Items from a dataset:
------------------------------------
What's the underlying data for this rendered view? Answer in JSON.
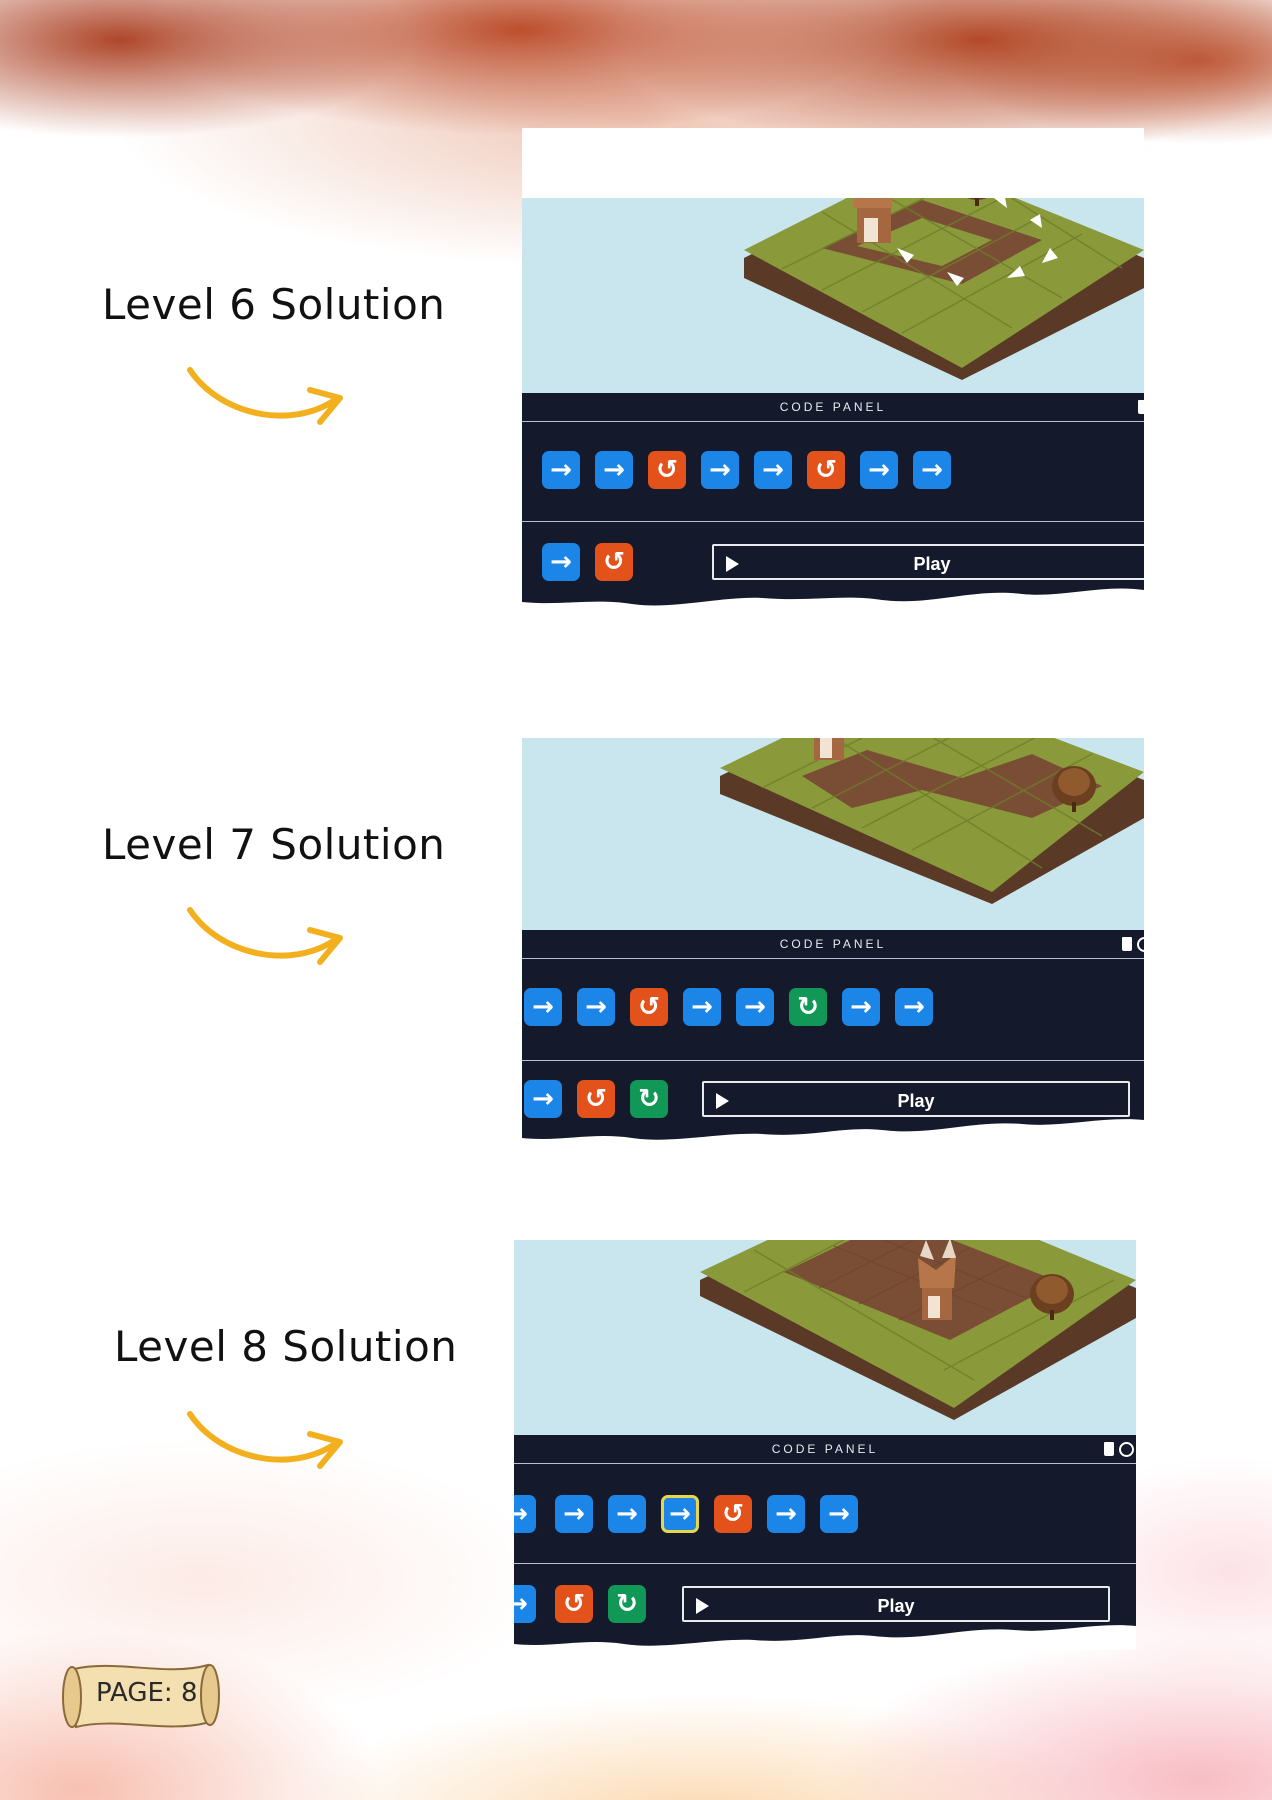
{
  "levels": [
    {
      "title": "Level 6 Solution",
      "panel_header": "CODE PANEL",
      "program": [
        "forward",
        "forward",
        "turn-left",
        "forward",
        "forward",
        "turn-left",
        "forward",
        "forward"
      ],
      "palette": [
        "forward",
        "turn-left"
      ],
      "play_label": "Play"
    },
    {
      "title": "Level 7 Solution",
      "panel_header": "CODE PANEL",
      "program": [
        "forward",
        "forward",
        "turn-left",
        "forward",
        "forward",
        "turn-right",
        "forward",
        "forward"
      ],
      "palette": [
        "forward",
        "turn-left",
        "turn-right"
      ],
      "play_label": "Play"
    },
    {
      "title": "Level 8 Solution",
      "panel_header": "CODE PANEL",
      "program": [
        "forward",
        "forward",
        "forward",
        "forward",
        "turn-left",
        "forward",
        "forward"
      ],
      "selected_index": 3,
      "palette": [
        "forward",
        "turn-left",
        "turn-right"
      ],
      "play_label": "Play"
    }
  ],
  "icons": {
    "forward": "→",
    "turn-left": "↺",
    "turn-right": "↻"
  },
  "colors": {
    "forward": "#1c86e8",
    "turn-left": "#e2521a",
    "turn-right": "#119857",
    "panel": "#141a2b",
    "sky": "#c9e6ee",
    "grass": "#8a9a3a",
    "path": "#7a4e34",
    "arrow_deco": "#f2b01e"
  },
  "page_label": "PAGE: 8"
}
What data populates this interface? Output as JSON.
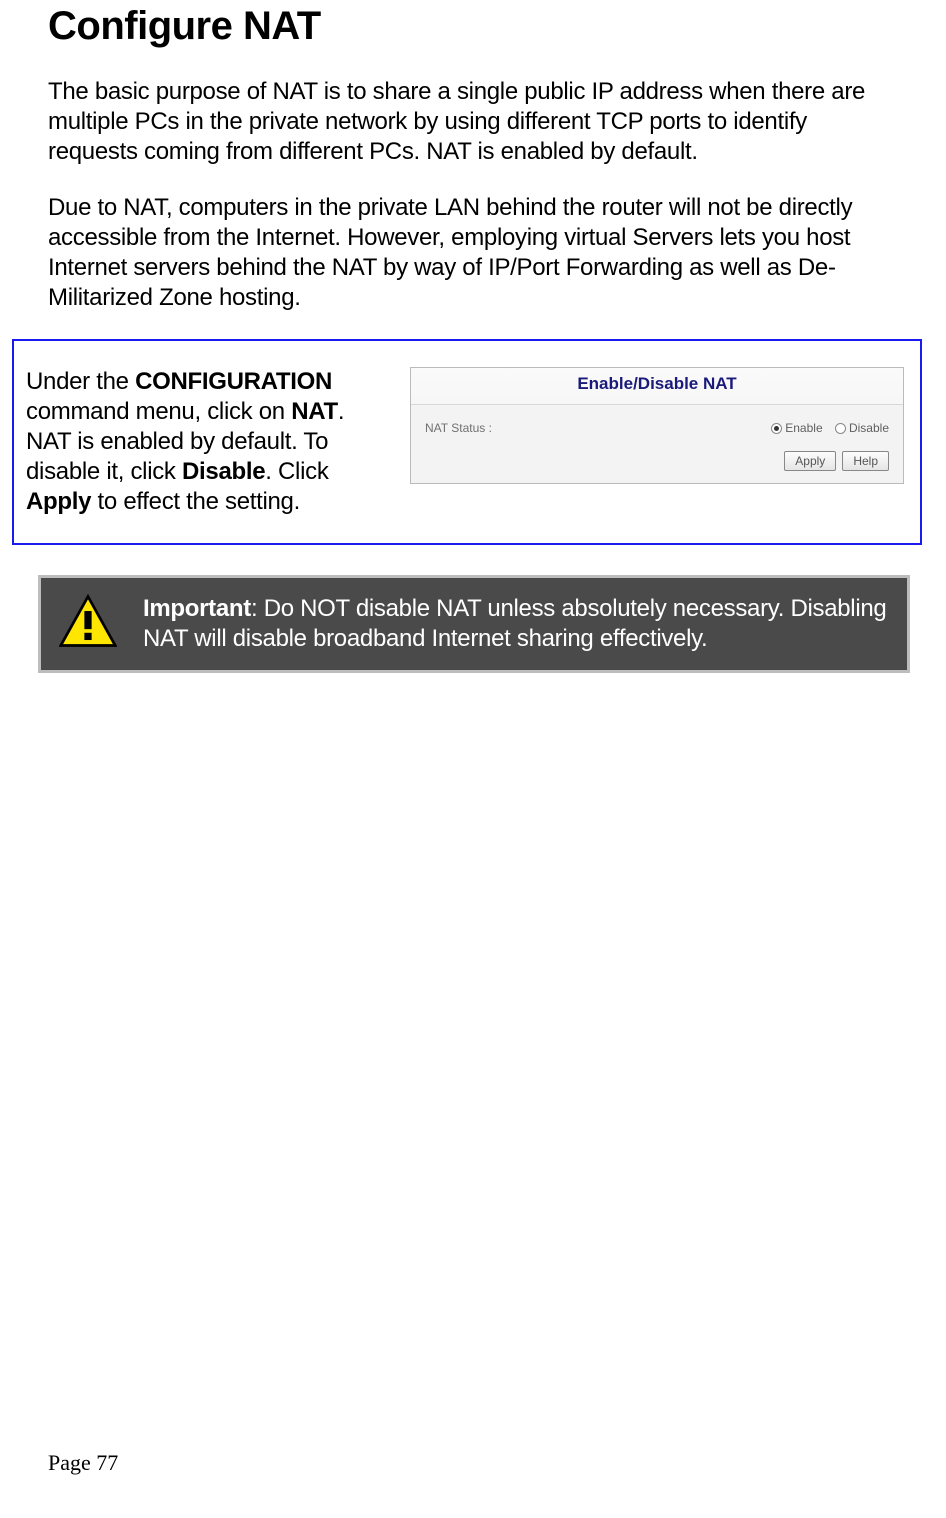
{
  "heading": "Configure NAT",
  "para1": "The basic purpose of NAT is to share a single public IP address when there are multiple PCs in the private network by using different TCP ports to identify requests coming from different PCs. NAT is enabled by default.",
  "para2": "Due to NAT, computers in the private LAN behind the router will not be directly accessible from the Internet. However, employing virtual Servers lets you host Internet servers behind the NAT by way of IP/Port Forwarding as well as De-Militarized Zone hosting.",
  "instruction": {
    "pre1": "Under the ",
    "bold1": "CONFIGURATION",
    "mid1": " command menu, click on ",
    "bold2": "NAT",
    "mid2": ". NAT is enabled by default. To disable it, click ",
    "bold3": "Disable",
    "mid3": ". Click ",
    "bold4": "Apply",
    "post": " to effect the setting."
  },
  "panel": {
    "title": "Enable/Disable NAT",
    "status_label": "NAT Status :",
    "enable_label": "Enable",
    "disable_label": "Disable",
    "apply_btn": "Apply",
    "help_btn": "Help"
  },
  "important": {
    "label": "Important",
    "text": ": Do NOT disable NAT unless absolutely necessary. Disabling NAT will disable broadband Internet sharing effectively."
  },
  "page_number": "Page 77"
}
------------------------------------
> Brief:
Every entry above is to be set down exactly; the pictures are to be left out.

> Answer:
What's the underlying data for this rendered view? Answer in JSON.
{
  "levels": [
    {
      "title": "Level 6 Solution",
      "panel_header": "CODE PANEL",
      "program": [
        "forward",
        "forward",
        "turn-left",
        "forward",
        "forward",
        "turn-left",
        "forward",
        "forward"
      ],
      "palette": [
        "forward",
        "turn-left"
      ],
      "play_label": "Play"
    },
    {
      "title": "Level 7 Solution",
      "panel_header": "CODE PANEL",
      "program": [
        "forward",
        "forward",
        "turn-left",
        "forward",
        "forward",
        "turn-right",
        "forward",
        "forward"
      ],
      "palette": [
        "forward",
        "turn-left",
        "turn-right"
      ],
      "play_label": "Play"
    },
    {
      "title": "Level 8 Solution",
      "panel_header": "CODE PANEL",
      "program": [
        "forward",
        "forward",
        "forward",
        "forward",
        "turn-left",
        "forward",
        "forward"
      ],
      "selected_index": 3,
      "palette": [
        "forward",
        "turn-left",
        "turn-right"
      ],
      "play_label": "Play"
    }
  ],
  "icons": {
    "forward": "→",
    "turn-left": "↺",
    "turn-right": "↻"
  },
  "colors": {
    "forward": "#1c86e8",
    "turn-left": "#e2521a",
    "turn-right": "#119857",
    "panel": "#141a2b",
    "sky": "#c9e6ee",
    "grass": "#8a9a3a",
    "path": "#7a4e34",
    "arrow_deco": "#f2b01e"
  },
  "page_label": "PAGE: 8"
}
What data populates this interface? Output as JSON.
{
  "heading": "Configure NAT",
  "para1": "The basic purpose of NAT is to share a single public IP address when there are multiple PCs in the private network by using different TCP ports to identify requests coming from different PCs. NAT is enabled by default.",
  "para2": "Due to NAT, computers in the private LAN behind the router will not be directly accessible from the Internet. However, employing virtual Servers lets you host Internet servers behind the NAT by way of IP/Port Forwarding as well as De-Militarized Zone hosting.",
  "instruction": {
    "pre1": "Under the ",
    "bold1": "CONFIGURATION",
    "mid1": " command menu, click on ",
    "bold2": "NAT",
    "mid2": ". NAT is enabled by default. To disable it, click ",
    "bold3": "Disable",
    "mid3": ". Click ",
    "bold4": "Apply",
    "post": " to effect the setting."
  },
  "panel": {
    "title": "Enable/Disable NAT",
    "status_label": "NAT Status :",
    "enable_label": "Enable",
    "disable_label": "Disable",
    "apply_btn": "Apply",
    "help_btn": "Help"
  },
  "important": {
    "label": "Important",
    "text": ": Do NOT disable NAT unless absolutely necessary. Disabling NAT will disable broadband Internet sharing effectively."
  },
  "page_number": "Page 77"
}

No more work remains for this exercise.